- **The request**: Omit the pictures and return every entry exactly as written.

- **Extracted records**:
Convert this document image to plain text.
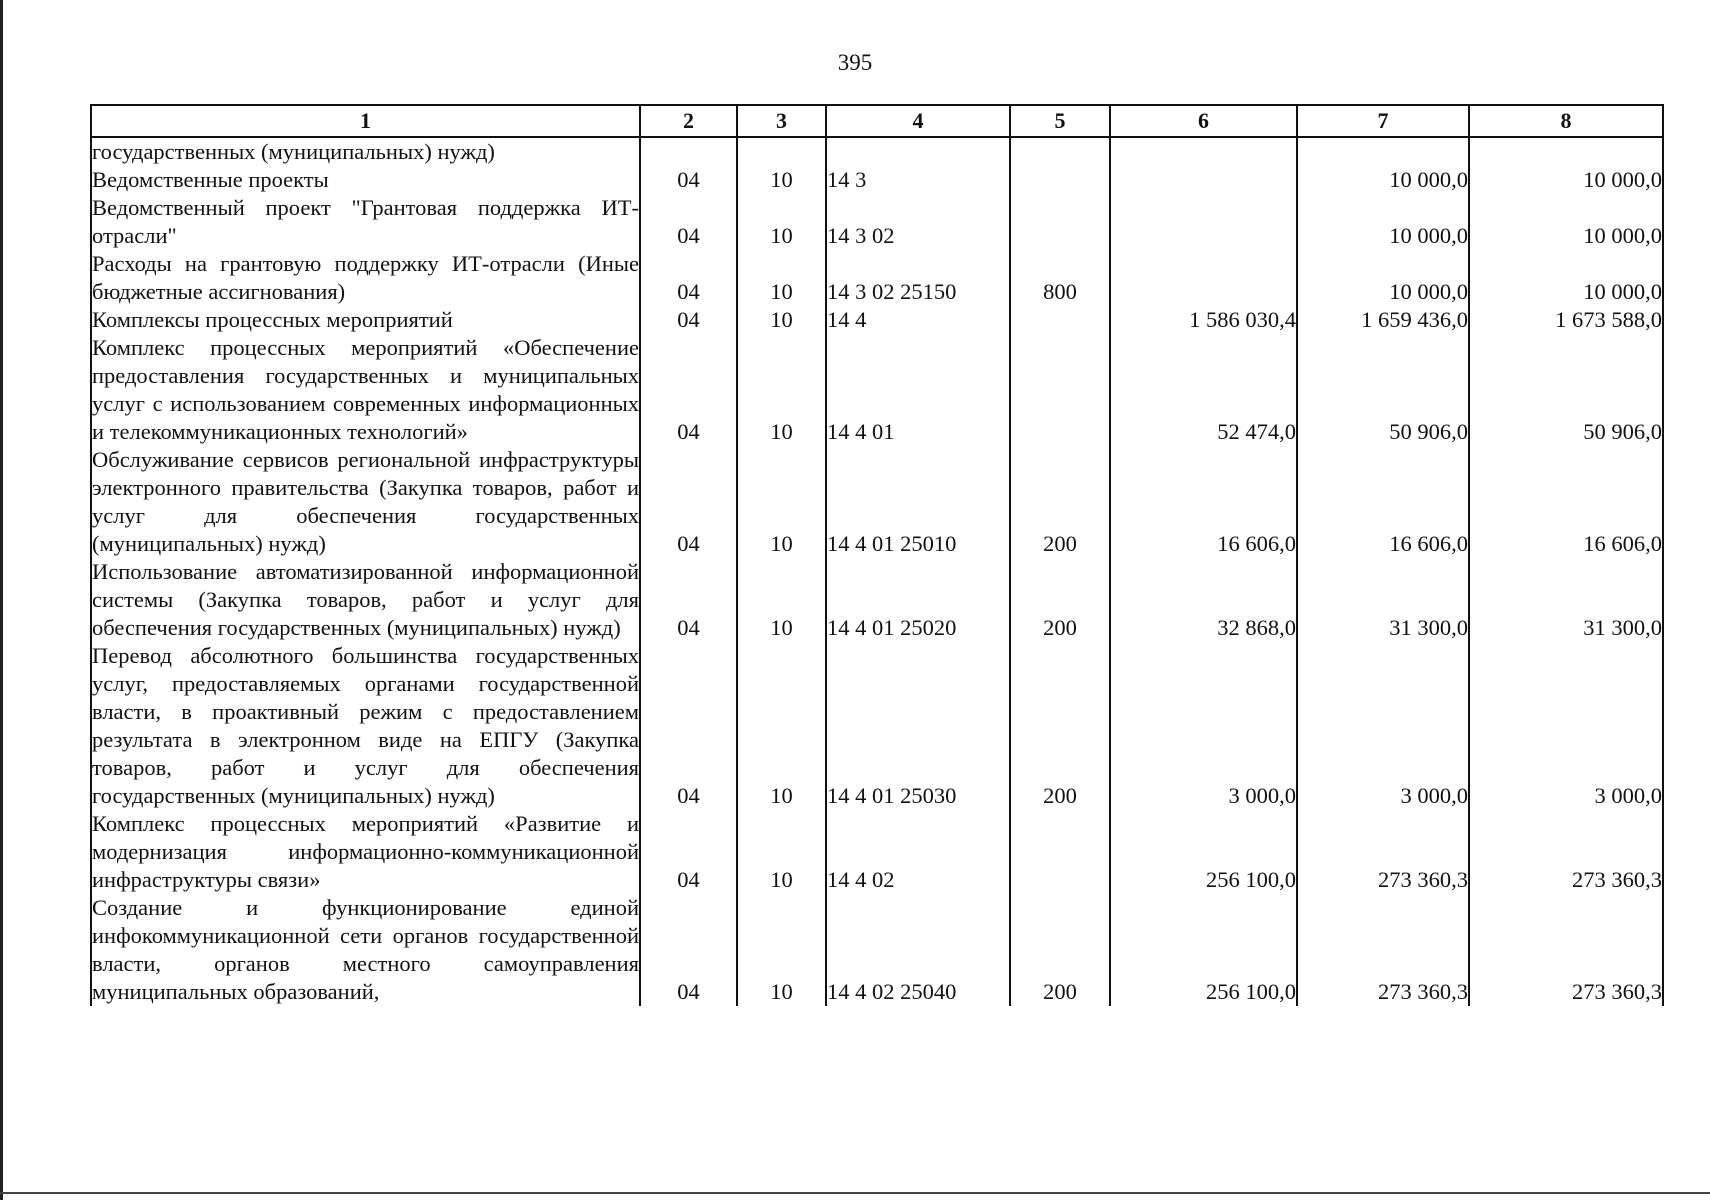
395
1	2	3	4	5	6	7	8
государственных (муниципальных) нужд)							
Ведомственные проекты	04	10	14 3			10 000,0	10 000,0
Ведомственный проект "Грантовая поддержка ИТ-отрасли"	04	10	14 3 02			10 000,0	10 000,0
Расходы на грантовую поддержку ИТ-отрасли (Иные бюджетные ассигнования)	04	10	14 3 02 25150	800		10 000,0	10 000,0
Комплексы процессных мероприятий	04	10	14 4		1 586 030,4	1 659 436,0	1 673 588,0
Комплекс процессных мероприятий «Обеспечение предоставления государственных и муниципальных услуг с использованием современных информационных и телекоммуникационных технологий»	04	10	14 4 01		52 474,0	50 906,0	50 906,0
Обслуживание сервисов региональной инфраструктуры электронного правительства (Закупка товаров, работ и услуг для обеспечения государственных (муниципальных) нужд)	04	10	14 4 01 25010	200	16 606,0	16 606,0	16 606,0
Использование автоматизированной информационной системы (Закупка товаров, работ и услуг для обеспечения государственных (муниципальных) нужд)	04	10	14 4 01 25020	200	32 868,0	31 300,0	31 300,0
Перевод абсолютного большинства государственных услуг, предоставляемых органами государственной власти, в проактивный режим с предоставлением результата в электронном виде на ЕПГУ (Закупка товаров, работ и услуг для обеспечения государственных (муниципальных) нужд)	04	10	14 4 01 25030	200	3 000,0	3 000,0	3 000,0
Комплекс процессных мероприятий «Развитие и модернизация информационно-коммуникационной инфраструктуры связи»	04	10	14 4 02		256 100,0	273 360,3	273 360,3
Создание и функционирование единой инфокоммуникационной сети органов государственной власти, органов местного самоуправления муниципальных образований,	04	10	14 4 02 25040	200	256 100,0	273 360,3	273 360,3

- **Full output**:
Convert this document image to plain text.
395
1	2	3	4	5	6	7	8
государственных (муниципальных) нужд)							
Ведомственные проекты	04	10	14 3			10 000,0	10 000,0
Ведомственный проект "Грантовая поддержка ИТ-отрасли"	04	10	14 3 02			10 000,0	10 000,0
Расходы на грантовую поддержку ИТ-отрасли (Иные бюджетные ассигнования)	04	10	14 3 02 25150	800		10 000,0	10 000,0
Комплексы процессных мероприятий	04	10	14 4		1 586 030,4	1 659 436,0	1 673 588,0
Комплекс процессных мероприятий «Обеспечение предоставления государственных и муниципальных услуг с использованием современных информационных и телекоммуникационных технологий»	04	10	14 4 01		52 474,0	50 906,0	50 906,0
Обслуживание сервисов региональной инфраструктуры электронного правительства (Закупка товаров, работ и услуг для обеспечения государственных (муниципальных) нужд)	04	10	14 4 01 25010	200	16 606,0	16 606,0	16 606,0
Использование автоматизированной информационной системы (Закупка товаров, работ и услуг для обеспечения государственных (муниципальных) нужд)	04	10	14 4 01 25020	200	32 868,0	31 300,0	31 300,0
Перевод абсолютного большинства государственных услуг, предоставляемых органами государственной власти, в проактивный режим с предоставлением результата в электронном виде на ЕПГУ (Закупка товаров, работ и услуг для обеспечения государственных (муниципальных) нужд)	04	10	14 4 01 25030	200	3 000,0	3 000,0	3 000,0
Комплекс процессных мероприятий «Развитие и модернизация информационно-коммуникационной инфраструктуры связи»	04	10	14 4 02		256 100,0	273 360,3	273 360,3
Создание и функционирование единой инфокоммуникационной сети органов государственной власти, органов местного самоуправления муниципальных образований,	04	10	14 4 02 25040	200	256 100,0	273 360,3	273 360,3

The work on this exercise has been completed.